*The data*
Begin

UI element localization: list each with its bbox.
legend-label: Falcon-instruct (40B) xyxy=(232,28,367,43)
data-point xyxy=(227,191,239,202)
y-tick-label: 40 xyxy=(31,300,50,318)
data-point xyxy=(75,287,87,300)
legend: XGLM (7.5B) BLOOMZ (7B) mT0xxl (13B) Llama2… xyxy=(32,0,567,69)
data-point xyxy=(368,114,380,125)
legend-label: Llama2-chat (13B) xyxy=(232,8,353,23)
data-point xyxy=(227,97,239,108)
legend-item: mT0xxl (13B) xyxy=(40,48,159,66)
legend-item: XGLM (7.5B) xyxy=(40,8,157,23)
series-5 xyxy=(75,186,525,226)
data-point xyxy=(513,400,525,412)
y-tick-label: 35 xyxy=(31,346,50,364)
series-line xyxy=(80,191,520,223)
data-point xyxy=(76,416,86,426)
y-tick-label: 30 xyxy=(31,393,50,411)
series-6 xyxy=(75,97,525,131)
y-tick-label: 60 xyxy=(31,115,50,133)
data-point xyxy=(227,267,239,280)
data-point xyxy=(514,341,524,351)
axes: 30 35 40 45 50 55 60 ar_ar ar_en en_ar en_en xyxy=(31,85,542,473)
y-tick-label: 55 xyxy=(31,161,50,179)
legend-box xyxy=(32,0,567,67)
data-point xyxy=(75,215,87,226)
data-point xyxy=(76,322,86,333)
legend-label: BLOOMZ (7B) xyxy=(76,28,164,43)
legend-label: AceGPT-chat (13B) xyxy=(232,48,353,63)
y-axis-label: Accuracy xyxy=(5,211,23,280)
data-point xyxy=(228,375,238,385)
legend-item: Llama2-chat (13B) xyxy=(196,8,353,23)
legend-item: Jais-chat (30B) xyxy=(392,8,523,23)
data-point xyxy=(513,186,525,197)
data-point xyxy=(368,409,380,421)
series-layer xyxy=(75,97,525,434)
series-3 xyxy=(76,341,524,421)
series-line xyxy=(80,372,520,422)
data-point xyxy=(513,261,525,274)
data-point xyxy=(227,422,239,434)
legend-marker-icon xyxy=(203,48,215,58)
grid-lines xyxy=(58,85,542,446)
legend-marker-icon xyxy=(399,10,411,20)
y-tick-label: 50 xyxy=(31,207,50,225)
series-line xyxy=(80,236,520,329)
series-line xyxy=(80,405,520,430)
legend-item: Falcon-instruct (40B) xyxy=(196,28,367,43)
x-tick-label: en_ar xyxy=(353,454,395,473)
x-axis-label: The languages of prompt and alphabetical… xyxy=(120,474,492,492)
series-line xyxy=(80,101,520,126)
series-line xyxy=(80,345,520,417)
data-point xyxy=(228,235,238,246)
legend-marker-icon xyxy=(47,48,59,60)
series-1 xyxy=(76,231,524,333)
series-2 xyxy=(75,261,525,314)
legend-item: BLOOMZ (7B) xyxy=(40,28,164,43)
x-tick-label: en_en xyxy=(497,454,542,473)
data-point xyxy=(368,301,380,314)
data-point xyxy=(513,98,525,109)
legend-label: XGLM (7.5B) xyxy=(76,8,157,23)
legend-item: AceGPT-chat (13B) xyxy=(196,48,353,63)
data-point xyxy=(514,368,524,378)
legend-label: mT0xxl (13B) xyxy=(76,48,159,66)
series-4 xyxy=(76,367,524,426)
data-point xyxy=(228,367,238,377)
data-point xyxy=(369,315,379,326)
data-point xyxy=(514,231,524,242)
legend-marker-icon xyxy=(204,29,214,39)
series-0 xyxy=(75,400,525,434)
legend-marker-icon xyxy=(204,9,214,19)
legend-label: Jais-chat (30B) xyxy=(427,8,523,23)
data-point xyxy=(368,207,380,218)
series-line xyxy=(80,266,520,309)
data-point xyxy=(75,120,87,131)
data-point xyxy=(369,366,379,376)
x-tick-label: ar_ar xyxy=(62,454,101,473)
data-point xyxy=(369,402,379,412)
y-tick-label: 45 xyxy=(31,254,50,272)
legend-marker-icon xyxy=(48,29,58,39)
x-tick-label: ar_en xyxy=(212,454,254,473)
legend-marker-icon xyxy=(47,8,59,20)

End

*Task requirements*
Copy every line of the material above without any changes.

*Answer to the task*
UI element localization: list each with its bbox.
legend-label: Falcon-instruct (40B) xyxy=(232,28,367,43)
data-point xyxy=(227,191,239,202)
y-tick-label: 40 xyxy=(31,300,50,318)
data-point xyxy=(75,287,87,300)
legend: XGLM (7.5B) BLOOMZ (7B) mT0xxl (13B) Llama2… xyxy=(32,0,567,69)
data-point xyxy=(368,114,380,125)
legend-label: Llama2-chat (13B) xyxy=(232,8,353,23)
data-point xyxy=(227,97,239,108)
legend-item: mT0xxl (13B) xyxy=(40,48,159,66)
legend-item: XGLM (7.5B) xyxy=(40,8,157,23)
series-5 xyxy=(75,186,525,226)
data-point xyxy=(513,400,525,412)
y-tick-label: 35 xyxy=(31,346,50,364)
series-line xyxy=(80,191,520,223)
data-point xyxy=(76,416,86,426)
y-tick-label: 30 xyxy=(31,393,50,411)
series-6 xyxy=(75,97,525,131)
y-tick-label: 60 xyxy=(31,115,50,133)
data-point xyxy=(227,267,239,280)
data-point xyxy=(514,341,524,351)
axes: 30 35 40 45 50 55 60 ar_ar ar_en en_ar en_en xyxy=(31,85,542,473)
y-tick-label: 55 xyxy=(31,161,50,179)
legend-box xyxy=(32,0,567,67)
data-point xyxy=(75,215,87,226)
data-point xyxy=(76,322,86,333)
legend-label: BLOOMZ (7B) xyxy=(76,28,164,43)
legend-label: AceGPT-chat (13B) xyxy=(232,48,353,63)
y-axis-label: Accuracy xyxy=(5,211,23,280)
data-point xyxy=(228,375,238,385)
legend-item: Llama2-chat (13B) xyxy=(196,8,353,23)
legend-item: Jais-chat (30B) xyxy=(392,8,523,23)
data-point xyxy=(513,186,525,197)
data-point xyxy=(368,409,380,421)
series-layer xyxy=(75,97,525,434)
series-3 xyxy=(76,341,524,421)
series-line xyxy=(80,372,520,422)
data-point xyxy=(513,261,525,274)
data-point xyxy=(227,422,239,434)
legend-marker-icon xyxy=(203,48,215,58)
grid-lines xyxy=(58,85,542,446)
legend-marker-icon xyxy=(399,10,411,20)
y-tick-label: 50 xyxy=(31,207,50,225)
series-line xyxy=(80,236,520,329)
series-line xyxy=(80,405,520,430)
legend-item: Falcon-instruct (40B) xyxy=(196,28,367,43)
x-tick-label: en_ar xyxy=(353,454,395,473)
x-axis-label: The languages of prompt and alphabetical… xyxy=(120,474,492,492)
series-line xyxy=(80,101,520,126)
series-line xyxy=(80,345,520,417)
data-point xyxy=(228,235,238,246)
legend-marker-icon xyxy=(47,48,59,60)
series-1 xyxy=(76,231,524,333)
series-2 xyxy=(75,261,525,314)
legend-item: BLOOMZ (7B) xyxy=(40,28,164,43)
x-tick-label: en_en xyxy=(497,454,542,473)
data-point xyxy=(368,301,380,314)
data-point xyxy=(513,98,525,109)
legend-label: XGLM (7.5B) xyxy=(76,8,157,23)
legend-item: AceGPT-chat (13B) xyxy=(196,48,353,63)
data-point xyxy=(514,368,524,378)
legend-label: mT0xxl (13B) xyxy=(76,48,159,66)
series-4 xyxy=(76,367,524,426)
data-point xyxy=(228,367,238,377)
data-point xyxy=(369,315,379,326)
data-point xyxy=(514,231,524,242)
legend-marker-icon xyxy=(204,29,214,39)
series-0 xyxy=(75,400,525,434)
legend-marker-icon xyxy=(204,9,214,19)
legend-label: Jais-chat (30B) xyxy=(427,8,523,23)
data-point xyxy=(368,207,380,218)
series-line xyxy=(80,266,520,309)
data-point xyxy=(75,120,87,131)
data-point xyxy=(369,366,379,376)
x-tick-label: ar_ar xyxy=(62,454,101,473)
data-point xyxy=(369,402,379,412)
y-tick-label: 45 xyxy=(31,254,50,272)
legend-marker-icon xyxy=(48,29,58,39)
x-tick-label: ar_en xyxy=(212,454,254,473)
legend-marker-icon xyxy=(47,8,59,20)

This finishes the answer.